_WRITTEN REQUEST_
Show every line in the entries below where the word "Rolle" appears.

_MATERIAL FOR THE TASK_

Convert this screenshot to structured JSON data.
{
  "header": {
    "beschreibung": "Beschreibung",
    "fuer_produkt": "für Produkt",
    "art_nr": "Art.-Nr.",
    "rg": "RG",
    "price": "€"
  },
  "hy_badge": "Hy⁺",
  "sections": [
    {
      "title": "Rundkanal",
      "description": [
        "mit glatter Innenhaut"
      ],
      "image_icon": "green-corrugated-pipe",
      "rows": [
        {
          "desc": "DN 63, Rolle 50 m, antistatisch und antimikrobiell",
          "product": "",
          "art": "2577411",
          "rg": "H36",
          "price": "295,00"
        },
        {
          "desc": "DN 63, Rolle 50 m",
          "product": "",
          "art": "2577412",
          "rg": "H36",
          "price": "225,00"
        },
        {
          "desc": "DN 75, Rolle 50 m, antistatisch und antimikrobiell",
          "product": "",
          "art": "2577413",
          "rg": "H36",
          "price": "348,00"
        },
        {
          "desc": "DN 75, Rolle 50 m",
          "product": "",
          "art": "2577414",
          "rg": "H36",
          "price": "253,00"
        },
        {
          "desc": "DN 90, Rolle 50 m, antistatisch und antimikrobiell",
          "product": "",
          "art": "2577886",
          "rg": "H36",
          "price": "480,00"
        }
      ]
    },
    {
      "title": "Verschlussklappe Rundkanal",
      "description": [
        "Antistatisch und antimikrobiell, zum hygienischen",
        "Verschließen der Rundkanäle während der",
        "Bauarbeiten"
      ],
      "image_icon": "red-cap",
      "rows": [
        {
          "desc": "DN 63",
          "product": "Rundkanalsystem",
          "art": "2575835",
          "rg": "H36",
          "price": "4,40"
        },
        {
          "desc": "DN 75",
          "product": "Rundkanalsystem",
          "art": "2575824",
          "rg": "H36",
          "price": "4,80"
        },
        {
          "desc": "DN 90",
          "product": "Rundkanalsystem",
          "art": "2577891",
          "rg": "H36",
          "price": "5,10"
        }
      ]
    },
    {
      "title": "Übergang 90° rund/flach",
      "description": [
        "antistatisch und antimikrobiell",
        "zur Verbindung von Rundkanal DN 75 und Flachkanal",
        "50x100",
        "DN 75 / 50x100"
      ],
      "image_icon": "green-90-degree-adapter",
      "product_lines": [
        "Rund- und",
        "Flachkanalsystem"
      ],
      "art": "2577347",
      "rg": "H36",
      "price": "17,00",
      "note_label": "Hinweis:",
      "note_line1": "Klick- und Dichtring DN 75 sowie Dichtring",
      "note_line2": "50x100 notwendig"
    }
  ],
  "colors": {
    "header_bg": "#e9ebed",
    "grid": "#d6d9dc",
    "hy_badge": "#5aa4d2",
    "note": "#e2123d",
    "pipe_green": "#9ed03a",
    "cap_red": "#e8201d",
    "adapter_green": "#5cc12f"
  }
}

_FINAL ANSWER_
          "desc": "DN 63, Rolle 50 m, antistatisch und antimikrobiell",
          "desc": "DN 63, Rolle 50 m",
          "desc": "DN 75, Rolle 50 m, antistatisch und antimikrobiell",
          "desc": "DN 75, Rolle 50 m",
          "desc": "DN 90, Rolle 50 m, antistatisch und antimikrobiell",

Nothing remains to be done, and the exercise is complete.